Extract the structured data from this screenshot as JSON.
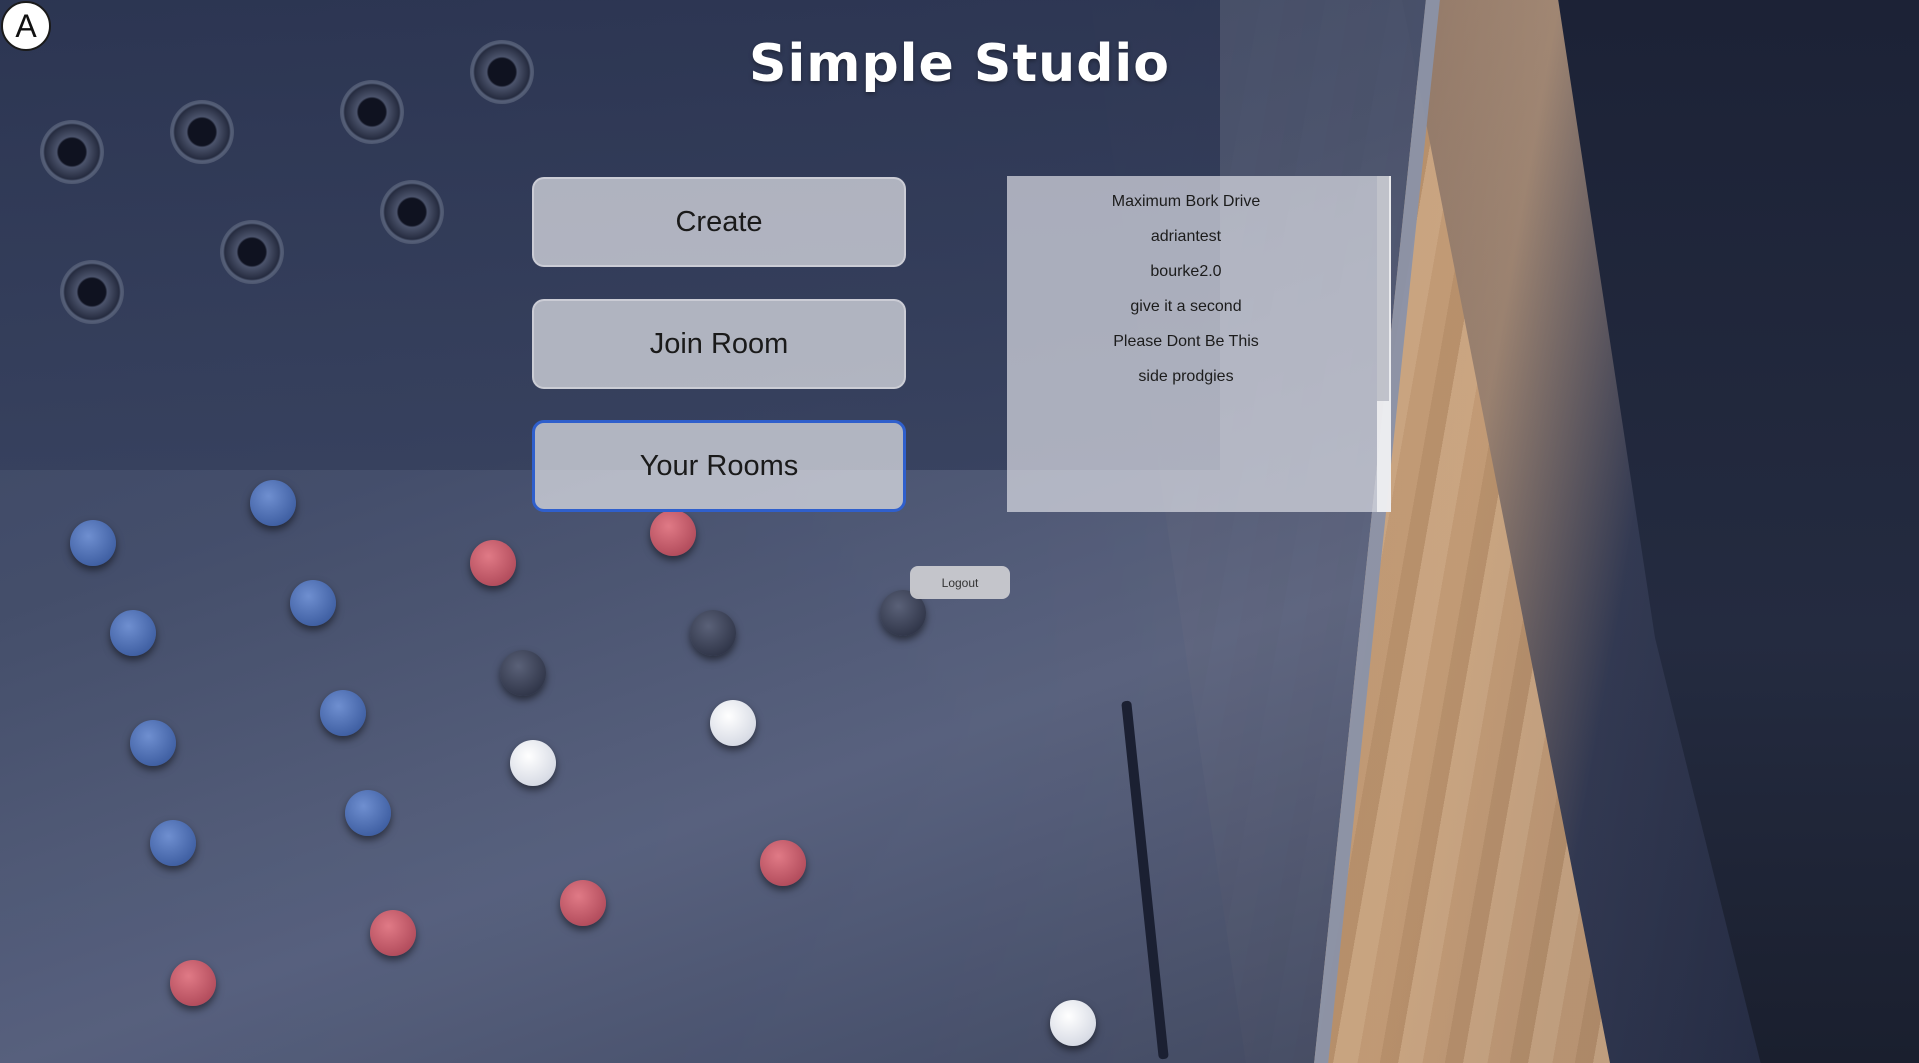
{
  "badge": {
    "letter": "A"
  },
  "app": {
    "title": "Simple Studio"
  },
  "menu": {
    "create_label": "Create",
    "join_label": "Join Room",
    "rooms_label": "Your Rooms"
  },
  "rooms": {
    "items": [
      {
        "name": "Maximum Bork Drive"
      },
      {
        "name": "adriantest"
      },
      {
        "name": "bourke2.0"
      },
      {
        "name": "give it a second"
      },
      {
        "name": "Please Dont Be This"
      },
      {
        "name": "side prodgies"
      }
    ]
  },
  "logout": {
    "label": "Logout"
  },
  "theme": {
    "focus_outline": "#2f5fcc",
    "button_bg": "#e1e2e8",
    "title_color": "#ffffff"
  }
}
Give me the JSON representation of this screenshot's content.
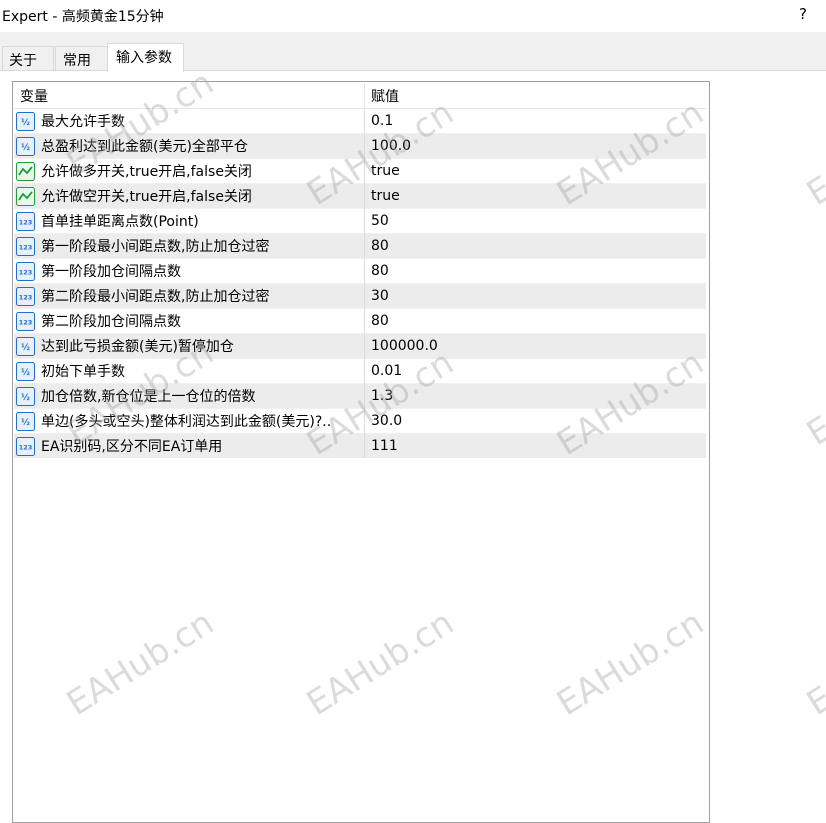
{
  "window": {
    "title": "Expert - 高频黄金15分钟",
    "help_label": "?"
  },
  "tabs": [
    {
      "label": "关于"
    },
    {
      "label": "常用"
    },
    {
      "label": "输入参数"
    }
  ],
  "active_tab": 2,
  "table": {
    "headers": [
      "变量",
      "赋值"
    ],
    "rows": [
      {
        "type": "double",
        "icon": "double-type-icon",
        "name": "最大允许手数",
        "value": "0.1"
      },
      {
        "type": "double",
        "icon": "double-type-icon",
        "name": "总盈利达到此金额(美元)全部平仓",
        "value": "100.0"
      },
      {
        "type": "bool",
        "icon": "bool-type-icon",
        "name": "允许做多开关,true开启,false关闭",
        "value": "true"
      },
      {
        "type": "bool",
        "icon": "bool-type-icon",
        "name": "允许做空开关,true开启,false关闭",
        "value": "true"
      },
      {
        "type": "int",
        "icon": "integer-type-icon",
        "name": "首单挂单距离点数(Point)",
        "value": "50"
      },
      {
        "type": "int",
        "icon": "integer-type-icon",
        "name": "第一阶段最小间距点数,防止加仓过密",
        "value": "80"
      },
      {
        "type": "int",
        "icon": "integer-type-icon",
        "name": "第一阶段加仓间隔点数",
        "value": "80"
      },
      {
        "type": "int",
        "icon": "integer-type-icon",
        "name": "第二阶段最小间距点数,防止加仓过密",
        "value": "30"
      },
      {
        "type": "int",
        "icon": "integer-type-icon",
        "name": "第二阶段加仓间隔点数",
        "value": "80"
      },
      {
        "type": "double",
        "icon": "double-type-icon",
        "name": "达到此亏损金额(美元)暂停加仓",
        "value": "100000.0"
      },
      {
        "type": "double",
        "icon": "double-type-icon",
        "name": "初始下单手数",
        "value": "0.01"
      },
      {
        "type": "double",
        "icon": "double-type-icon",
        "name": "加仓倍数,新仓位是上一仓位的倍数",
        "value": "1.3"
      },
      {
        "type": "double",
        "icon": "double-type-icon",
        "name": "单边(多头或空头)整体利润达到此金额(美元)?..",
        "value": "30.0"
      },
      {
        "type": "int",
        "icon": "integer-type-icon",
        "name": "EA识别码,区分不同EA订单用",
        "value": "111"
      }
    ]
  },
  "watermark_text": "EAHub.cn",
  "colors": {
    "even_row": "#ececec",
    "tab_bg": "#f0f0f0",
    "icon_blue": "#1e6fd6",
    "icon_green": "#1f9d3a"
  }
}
^^^^^^^^^^^^^^^^
- _THE PROBLEM_
Copy out each line word for word, please, skipping the images.

- _EXPECTED OUTPUT_
Extract the structured data from this screenshot as JSON.
{
  "badge": {
    "letter": "A"
  },
  "app": {
    "title": "Simple Studio"
  },
  "menu": {
    "create_label": "Create",
    "join_label": "Join Room",
    "rooms_label": "Your Rooms"
  },
  "rooms": {
    "items": [
      {
        "name": "Maximum Bork Drive"
      },
      {
        "name": "adriantest"
      },
      {
        "name": "bourke2.0"
      },
      {
        "name": "give it a second"
      },
      {
        "name": "Please Dont Be This"
      },
      {
        "name": "side prodgies"
      }
    ]
  },
  "logout": {
    "label": "Logout"
  },
  "theme": {
    "focus_outline": "#2f5fcc",
    "button_bg": "#e1e2e8",
    "title_color": "#ffffff"
  }
}
Give me the JSON representation of this screenshot's content.
{
  "window": {
    "title": "Expert - 高频黄金15分钟",
    "help_label": "?"
  },
  "tabs": [
    {
      "label": "关于"
    },
    {
      "label": "常用"
    },
    {
      "label": "输入参数"
    }
  ],
  "active_tab": 2,
  "table": {
    "headers": [
      "变量",
      "赋值"
    ],
    "rows": [
      {
        "type": "double",
        "icon": "double-type-icon",
        "name": "最大允许手数",
        "value": "0.1"
      },
      {
        "type": "double",
        "icon": "double-type-icon",
        "name": "总盈利达到此金额(美元)全部平仓",
        "value": "100.0"
      },
      {
        "type": "bool",
        "icon": "bool-type-icon",
        "name": "允许做多开关,true开启,false关闭",
        "value": "true"
      },
      {
        "type": "bool",
        "icon": "bool-type-icon",
        "name": "允许做空开关,true开启,false关闭",
        "value": "true"
      },
      {
        "type": "int",
        "icon": "integer-type-icon",
        "name": "首单挂单距离点数(Point)",
        "value": "50"
      },
      {
        "type": "int",
        "icon": "integer-type-icon",
        "name": "第一阶段最小间距点数,防止加仓过密",
        "value": "80"
      },
      {
        "type": "int",
        "icon": "integer-type-icon",
        "name": "第一阶段加仓间隔点数",
        "value": "80"
      },
      {
        "type": "int",
        "icon": "integer-type-icon",
        "name": "第二阶段最小间距点数,防止加仓过密",
        "value": "30"
      },
      {
        "type": "int",
        "icon": "integer-type-icon",
        "name": "第二阶段加仓间隔点数",
        "value": "80"
      },
      {
        "type": "double",
        "icon": "double-type-icon",
        "name": "达到此亏损金额(美元)暂停加仓",
        "value": "100000.0"
      },
      {
        "type": "double",
        "icon": "double-type-icon",
        "name": "初始下单手数",
        "value": "0.01"
      },
      {
        "type": "double",
        "icon": "double-type-icon",
        "name": "加仓倍数,新仓位是上一仓位的倍数",
        "value": "1.3"
      },
      {
        "type": "double",
        "icon": "double-type-icon",
        "name": "单边(多头或空头)整体利润达到此金额(美元)?..",
        "value": "30.0"
      },
      {
        "type": "int",
        "icon": "integer-type-icon",
        "name": "EA识别码,区分不同EA订单用",
        "value": "111"
      }
    ]
  },
  "watermark_text": "EAHub.cn",
  "colors": {
    "even_row": "#ececec",
    "tab_bg": "#f0f0f0",
    "icon_blue": "#1e6fd6",
    "icon_green": "#1f9d3a"
  }
}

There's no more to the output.